* **TO BE DONE**:
Search the material below for the string "this" and extract each line that has it.

* **A run of records**:
^^^^^^^^^^^^^^^^
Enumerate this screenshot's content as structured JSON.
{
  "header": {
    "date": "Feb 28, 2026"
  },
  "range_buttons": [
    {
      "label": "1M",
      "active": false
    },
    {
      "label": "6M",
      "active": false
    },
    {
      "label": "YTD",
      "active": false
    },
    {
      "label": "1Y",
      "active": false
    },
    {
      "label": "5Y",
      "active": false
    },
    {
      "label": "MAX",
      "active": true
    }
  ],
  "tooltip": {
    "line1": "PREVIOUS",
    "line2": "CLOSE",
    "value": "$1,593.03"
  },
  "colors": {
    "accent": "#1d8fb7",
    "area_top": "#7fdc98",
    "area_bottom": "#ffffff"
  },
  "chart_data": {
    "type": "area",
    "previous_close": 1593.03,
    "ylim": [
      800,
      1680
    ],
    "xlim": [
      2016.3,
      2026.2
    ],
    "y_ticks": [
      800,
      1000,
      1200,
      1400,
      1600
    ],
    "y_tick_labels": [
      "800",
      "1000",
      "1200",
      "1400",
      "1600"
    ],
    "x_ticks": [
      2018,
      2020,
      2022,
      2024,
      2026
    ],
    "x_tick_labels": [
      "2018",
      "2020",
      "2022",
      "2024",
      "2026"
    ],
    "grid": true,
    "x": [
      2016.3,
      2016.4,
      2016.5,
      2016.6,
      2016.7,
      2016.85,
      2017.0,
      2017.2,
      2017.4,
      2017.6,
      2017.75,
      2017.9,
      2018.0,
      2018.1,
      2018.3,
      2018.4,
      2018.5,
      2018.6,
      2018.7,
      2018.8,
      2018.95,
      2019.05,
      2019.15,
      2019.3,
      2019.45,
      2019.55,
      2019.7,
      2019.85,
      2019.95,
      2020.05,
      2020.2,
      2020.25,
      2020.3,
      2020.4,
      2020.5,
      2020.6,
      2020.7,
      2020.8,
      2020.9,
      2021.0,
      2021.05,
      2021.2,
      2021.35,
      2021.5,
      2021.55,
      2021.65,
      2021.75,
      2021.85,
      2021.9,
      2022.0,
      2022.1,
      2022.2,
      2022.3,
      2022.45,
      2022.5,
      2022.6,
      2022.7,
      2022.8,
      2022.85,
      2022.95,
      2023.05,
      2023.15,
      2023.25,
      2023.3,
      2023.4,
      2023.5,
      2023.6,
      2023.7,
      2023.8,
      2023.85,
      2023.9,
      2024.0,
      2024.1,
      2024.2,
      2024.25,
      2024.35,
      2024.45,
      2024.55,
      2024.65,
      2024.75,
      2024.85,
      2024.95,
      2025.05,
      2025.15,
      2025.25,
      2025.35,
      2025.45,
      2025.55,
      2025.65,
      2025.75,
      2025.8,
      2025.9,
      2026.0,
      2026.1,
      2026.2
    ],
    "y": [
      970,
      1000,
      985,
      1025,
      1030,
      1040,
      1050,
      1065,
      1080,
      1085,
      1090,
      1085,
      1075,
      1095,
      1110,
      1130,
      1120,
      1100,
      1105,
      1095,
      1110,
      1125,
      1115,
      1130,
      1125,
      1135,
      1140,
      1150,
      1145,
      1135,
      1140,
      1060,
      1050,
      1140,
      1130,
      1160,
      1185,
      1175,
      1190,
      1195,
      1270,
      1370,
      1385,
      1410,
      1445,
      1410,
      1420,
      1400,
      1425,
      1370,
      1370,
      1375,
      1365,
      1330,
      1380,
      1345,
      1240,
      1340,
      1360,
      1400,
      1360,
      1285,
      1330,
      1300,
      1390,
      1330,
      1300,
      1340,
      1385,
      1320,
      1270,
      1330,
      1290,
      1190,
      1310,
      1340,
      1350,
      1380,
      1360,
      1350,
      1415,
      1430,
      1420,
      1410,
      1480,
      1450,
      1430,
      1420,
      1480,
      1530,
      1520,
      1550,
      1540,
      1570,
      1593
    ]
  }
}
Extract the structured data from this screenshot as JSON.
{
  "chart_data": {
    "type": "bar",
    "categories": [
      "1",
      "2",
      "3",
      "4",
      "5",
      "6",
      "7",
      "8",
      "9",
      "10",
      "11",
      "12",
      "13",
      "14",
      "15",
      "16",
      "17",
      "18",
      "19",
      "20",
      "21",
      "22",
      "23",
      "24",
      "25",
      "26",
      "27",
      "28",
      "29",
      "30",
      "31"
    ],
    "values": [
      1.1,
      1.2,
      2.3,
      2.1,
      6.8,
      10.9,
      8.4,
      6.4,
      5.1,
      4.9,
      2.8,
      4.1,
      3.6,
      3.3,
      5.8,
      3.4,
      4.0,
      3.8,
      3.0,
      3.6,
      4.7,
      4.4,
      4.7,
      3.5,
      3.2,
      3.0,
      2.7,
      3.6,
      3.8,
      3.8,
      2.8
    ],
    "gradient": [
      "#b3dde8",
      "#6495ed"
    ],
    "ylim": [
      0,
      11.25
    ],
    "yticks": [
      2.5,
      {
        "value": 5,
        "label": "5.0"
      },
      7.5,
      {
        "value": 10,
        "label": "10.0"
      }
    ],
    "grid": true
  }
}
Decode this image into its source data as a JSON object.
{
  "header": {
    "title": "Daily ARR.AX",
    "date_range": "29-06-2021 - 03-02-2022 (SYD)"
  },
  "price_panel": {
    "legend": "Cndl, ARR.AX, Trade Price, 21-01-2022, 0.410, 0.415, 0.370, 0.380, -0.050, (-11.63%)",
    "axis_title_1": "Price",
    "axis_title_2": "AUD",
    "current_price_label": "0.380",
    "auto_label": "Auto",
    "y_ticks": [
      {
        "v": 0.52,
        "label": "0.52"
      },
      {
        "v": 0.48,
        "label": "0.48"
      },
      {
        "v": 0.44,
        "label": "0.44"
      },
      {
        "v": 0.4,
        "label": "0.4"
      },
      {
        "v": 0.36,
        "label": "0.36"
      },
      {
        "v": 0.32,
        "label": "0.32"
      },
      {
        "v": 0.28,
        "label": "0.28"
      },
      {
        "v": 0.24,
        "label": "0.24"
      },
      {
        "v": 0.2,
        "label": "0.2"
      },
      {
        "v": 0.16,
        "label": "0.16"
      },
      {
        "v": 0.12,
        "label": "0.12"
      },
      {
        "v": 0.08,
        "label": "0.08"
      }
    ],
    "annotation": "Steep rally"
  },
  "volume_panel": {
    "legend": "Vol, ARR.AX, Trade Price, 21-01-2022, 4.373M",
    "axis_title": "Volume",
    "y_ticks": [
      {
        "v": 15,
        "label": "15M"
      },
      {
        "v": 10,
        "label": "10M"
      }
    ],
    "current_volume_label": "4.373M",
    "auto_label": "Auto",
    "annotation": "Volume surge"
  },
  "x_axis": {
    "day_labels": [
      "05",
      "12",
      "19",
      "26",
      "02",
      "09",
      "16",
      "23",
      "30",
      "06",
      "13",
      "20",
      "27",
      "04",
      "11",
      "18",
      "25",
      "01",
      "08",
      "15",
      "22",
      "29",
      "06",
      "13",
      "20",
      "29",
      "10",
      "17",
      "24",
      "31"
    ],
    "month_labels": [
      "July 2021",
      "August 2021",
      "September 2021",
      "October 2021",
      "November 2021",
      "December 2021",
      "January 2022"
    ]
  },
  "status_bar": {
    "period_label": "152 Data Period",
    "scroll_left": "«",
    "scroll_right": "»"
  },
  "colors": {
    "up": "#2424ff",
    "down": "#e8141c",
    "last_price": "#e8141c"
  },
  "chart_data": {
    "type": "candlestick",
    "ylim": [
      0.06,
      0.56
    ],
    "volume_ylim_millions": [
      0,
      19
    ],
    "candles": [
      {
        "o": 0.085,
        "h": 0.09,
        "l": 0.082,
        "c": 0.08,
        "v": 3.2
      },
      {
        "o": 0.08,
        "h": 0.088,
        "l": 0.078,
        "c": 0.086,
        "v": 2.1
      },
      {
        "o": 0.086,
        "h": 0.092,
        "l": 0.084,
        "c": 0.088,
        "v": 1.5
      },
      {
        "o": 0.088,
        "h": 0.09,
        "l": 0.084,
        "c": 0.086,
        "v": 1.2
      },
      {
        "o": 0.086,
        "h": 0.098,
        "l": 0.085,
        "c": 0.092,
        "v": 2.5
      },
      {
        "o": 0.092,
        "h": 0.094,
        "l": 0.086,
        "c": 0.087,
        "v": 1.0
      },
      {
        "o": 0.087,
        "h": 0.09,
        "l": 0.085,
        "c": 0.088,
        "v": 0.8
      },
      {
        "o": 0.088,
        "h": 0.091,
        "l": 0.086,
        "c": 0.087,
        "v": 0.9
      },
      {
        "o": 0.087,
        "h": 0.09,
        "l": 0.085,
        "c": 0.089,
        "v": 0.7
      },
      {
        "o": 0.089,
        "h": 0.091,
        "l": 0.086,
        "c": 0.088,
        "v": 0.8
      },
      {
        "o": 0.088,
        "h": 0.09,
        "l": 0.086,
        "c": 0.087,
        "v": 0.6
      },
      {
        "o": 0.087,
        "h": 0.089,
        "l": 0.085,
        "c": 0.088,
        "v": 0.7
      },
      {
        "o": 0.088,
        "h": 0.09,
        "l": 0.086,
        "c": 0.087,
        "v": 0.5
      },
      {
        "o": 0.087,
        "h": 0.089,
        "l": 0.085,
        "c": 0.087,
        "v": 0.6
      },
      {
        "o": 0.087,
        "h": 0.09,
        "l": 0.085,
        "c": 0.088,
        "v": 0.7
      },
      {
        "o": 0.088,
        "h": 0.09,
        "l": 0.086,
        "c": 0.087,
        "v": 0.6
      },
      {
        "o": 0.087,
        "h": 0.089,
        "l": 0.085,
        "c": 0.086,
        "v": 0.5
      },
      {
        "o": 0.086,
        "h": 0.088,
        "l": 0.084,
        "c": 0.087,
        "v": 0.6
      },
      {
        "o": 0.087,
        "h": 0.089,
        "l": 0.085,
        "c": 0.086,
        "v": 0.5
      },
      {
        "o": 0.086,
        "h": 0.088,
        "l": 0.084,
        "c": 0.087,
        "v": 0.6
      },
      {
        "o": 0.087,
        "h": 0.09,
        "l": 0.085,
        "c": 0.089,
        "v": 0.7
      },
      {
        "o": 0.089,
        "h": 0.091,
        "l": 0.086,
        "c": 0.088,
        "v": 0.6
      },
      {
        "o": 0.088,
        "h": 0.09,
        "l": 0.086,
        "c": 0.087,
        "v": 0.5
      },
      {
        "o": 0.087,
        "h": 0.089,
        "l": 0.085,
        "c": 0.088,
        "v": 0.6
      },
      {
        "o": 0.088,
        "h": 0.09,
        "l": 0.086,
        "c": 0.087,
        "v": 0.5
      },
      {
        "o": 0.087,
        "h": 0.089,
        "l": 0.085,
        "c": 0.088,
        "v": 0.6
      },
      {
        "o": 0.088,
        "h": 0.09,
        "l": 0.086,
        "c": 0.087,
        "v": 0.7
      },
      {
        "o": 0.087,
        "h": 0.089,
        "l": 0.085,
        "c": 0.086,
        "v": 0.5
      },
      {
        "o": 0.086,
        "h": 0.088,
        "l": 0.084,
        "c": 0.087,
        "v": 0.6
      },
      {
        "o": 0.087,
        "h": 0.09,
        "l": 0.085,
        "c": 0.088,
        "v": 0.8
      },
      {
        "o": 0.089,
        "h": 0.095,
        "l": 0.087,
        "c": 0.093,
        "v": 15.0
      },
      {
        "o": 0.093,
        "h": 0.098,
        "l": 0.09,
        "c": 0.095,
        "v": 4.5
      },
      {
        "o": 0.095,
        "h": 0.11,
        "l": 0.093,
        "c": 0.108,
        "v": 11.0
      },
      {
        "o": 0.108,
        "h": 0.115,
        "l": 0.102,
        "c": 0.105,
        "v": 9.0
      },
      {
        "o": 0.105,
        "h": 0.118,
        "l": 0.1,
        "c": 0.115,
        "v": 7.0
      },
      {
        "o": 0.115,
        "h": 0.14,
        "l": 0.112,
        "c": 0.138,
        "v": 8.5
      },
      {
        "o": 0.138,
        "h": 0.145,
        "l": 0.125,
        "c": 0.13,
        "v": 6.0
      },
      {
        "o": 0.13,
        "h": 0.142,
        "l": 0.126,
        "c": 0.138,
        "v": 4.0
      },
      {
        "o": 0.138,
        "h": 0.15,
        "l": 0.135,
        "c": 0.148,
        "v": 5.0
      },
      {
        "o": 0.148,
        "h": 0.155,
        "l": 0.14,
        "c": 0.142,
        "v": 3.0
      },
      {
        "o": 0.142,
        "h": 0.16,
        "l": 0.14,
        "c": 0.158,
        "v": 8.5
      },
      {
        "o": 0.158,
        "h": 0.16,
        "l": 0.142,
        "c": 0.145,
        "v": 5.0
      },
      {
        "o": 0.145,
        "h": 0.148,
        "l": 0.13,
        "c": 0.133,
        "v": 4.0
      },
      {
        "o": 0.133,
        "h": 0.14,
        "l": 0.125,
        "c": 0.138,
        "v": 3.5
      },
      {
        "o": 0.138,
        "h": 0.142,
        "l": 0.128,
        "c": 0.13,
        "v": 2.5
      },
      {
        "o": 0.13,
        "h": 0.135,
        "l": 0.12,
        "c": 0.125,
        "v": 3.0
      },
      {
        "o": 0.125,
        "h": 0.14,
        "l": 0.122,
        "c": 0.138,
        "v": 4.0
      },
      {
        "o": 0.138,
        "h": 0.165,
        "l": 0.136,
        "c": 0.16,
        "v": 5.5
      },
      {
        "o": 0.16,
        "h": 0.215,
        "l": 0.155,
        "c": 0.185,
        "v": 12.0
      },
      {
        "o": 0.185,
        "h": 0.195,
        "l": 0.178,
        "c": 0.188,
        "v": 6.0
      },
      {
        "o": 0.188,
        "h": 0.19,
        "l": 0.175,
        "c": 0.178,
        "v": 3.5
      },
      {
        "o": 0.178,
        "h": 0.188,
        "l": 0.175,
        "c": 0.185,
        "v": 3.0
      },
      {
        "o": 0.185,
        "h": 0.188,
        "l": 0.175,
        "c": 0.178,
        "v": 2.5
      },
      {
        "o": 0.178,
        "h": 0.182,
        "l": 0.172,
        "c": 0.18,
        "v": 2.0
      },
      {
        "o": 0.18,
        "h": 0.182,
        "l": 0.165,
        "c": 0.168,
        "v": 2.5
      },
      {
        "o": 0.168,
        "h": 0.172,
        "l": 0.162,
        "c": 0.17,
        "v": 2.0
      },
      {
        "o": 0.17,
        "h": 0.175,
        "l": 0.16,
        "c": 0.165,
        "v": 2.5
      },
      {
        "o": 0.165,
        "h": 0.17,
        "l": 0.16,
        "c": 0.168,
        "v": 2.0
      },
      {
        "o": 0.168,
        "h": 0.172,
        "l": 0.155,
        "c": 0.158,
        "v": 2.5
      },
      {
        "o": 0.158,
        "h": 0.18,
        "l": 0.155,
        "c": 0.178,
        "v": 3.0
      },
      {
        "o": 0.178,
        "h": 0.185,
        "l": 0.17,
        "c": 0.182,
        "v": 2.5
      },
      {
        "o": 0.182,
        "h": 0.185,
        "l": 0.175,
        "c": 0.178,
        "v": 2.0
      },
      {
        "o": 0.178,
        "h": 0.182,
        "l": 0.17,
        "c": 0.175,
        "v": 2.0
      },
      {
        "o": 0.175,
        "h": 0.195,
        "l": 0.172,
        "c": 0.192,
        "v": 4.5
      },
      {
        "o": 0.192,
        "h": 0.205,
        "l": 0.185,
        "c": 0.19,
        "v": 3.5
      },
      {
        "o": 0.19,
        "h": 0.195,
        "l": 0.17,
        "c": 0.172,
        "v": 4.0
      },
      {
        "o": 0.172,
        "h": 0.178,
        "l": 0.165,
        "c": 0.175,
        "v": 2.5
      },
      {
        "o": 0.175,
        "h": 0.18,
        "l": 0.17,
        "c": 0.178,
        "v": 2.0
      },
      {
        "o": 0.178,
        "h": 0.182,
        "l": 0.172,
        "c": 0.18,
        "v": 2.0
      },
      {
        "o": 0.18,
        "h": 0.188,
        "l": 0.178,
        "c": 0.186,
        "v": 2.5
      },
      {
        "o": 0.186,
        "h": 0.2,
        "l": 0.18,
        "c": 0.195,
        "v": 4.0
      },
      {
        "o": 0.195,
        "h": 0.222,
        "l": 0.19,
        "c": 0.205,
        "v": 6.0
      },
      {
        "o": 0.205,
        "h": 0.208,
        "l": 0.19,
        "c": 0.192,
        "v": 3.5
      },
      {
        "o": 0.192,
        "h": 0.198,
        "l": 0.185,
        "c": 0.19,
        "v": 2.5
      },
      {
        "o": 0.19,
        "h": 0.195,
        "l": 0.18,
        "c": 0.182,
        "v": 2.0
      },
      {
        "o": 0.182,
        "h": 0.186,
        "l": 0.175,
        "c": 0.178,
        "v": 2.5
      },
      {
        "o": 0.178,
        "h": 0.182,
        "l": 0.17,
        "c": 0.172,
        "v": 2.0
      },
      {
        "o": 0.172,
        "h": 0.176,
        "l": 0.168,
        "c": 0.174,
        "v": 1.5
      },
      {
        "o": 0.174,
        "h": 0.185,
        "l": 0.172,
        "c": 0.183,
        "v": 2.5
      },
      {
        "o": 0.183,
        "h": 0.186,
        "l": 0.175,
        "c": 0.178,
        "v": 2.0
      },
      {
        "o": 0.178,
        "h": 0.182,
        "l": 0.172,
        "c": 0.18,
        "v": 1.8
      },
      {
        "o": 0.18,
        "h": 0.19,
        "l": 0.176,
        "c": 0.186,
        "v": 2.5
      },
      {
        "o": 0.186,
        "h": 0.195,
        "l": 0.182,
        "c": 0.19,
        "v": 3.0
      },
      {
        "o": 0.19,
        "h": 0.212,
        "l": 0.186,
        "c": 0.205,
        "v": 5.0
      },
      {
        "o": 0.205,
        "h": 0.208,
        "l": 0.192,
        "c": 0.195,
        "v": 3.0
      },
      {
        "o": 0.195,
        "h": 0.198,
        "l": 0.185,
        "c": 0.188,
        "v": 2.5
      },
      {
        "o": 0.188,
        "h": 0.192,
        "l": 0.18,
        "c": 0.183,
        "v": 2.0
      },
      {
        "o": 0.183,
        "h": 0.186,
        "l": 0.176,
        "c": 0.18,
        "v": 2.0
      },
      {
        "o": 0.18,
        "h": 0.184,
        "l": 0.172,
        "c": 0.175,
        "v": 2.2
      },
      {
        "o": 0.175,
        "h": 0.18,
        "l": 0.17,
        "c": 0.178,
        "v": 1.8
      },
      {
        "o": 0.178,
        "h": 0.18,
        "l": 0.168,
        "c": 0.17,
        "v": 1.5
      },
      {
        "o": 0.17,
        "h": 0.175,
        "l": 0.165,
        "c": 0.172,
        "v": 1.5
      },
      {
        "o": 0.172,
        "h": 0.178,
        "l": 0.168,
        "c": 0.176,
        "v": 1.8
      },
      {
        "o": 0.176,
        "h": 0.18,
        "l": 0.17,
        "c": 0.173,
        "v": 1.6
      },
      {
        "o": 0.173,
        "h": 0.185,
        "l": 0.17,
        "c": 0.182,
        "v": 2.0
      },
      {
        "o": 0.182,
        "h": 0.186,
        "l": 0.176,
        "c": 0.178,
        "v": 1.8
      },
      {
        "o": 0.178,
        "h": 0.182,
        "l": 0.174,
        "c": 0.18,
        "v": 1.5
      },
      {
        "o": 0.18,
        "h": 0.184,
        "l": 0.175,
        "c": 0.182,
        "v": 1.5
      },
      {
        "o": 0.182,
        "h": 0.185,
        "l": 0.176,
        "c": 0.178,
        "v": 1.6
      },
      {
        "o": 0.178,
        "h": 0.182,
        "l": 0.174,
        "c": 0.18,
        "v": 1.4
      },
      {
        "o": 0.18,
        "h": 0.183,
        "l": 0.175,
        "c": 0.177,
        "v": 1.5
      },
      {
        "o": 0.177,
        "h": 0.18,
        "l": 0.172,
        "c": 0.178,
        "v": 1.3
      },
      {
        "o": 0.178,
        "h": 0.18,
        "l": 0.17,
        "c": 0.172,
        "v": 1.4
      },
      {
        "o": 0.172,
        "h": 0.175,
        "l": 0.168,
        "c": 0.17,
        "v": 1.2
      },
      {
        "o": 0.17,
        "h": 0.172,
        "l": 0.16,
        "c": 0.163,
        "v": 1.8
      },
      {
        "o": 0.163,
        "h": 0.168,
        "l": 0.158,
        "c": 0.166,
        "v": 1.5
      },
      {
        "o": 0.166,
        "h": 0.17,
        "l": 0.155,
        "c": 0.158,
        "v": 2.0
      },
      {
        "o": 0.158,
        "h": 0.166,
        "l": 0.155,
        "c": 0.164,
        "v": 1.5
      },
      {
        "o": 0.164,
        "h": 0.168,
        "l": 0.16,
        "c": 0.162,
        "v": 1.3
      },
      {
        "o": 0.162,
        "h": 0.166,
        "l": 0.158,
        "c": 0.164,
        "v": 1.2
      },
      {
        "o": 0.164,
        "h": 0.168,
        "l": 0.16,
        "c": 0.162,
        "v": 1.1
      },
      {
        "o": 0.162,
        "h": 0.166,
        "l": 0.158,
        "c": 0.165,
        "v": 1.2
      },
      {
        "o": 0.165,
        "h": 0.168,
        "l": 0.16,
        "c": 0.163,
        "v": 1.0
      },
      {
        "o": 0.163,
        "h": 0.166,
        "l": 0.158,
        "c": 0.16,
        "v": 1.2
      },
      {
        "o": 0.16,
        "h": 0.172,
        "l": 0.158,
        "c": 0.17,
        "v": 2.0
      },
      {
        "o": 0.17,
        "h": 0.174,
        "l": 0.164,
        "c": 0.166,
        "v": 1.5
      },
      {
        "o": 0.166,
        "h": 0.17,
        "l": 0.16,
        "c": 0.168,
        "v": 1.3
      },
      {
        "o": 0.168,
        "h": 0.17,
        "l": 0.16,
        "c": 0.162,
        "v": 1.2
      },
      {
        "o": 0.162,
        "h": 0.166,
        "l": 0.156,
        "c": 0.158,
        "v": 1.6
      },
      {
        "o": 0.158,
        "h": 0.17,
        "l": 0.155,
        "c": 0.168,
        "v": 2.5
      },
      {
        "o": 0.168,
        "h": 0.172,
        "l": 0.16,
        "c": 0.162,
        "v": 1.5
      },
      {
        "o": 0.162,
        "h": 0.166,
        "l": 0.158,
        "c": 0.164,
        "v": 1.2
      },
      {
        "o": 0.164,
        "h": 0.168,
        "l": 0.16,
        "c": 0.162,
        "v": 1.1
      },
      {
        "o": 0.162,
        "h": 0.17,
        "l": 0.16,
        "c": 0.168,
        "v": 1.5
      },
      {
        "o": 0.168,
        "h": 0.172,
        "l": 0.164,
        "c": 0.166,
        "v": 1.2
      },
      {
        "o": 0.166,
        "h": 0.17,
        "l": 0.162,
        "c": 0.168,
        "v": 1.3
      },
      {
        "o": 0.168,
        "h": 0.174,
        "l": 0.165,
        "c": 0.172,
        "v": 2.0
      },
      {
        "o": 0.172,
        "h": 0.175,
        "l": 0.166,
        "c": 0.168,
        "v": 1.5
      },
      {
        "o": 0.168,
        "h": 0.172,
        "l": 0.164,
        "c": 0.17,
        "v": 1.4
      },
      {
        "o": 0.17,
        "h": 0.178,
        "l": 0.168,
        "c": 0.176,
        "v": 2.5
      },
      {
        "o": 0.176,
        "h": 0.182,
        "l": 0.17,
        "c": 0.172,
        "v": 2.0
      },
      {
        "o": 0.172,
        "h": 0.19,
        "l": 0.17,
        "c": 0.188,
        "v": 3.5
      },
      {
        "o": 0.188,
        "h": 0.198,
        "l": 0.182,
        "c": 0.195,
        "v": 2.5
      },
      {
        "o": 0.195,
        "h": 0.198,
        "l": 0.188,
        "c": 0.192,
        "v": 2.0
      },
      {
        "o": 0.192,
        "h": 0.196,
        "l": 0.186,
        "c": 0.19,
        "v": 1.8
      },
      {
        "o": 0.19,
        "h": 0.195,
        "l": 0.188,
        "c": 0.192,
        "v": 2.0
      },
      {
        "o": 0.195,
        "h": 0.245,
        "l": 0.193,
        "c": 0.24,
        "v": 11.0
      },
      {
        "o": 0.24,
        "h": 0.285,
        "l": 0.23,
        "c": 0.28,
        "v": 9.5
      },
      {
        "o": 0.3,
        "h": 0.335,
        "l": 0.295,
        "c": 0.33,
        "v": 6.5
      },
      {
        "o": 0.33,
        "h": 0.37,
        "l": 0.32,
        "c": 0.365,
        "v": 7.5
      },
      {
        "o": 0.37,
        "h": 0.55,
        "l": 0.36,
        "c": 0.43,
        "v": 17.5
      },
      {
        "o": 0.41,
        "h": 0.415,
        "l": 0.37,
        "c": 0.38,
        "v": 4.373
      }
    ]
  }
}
^^^^^^^^^^^^^^^^
* **OUTPUT BELOW**:
Enumerate this screenshot's content as structured JSON.
Extract the structured data from this screenshot as JSON.
Decode this image into its source data as a JSON object.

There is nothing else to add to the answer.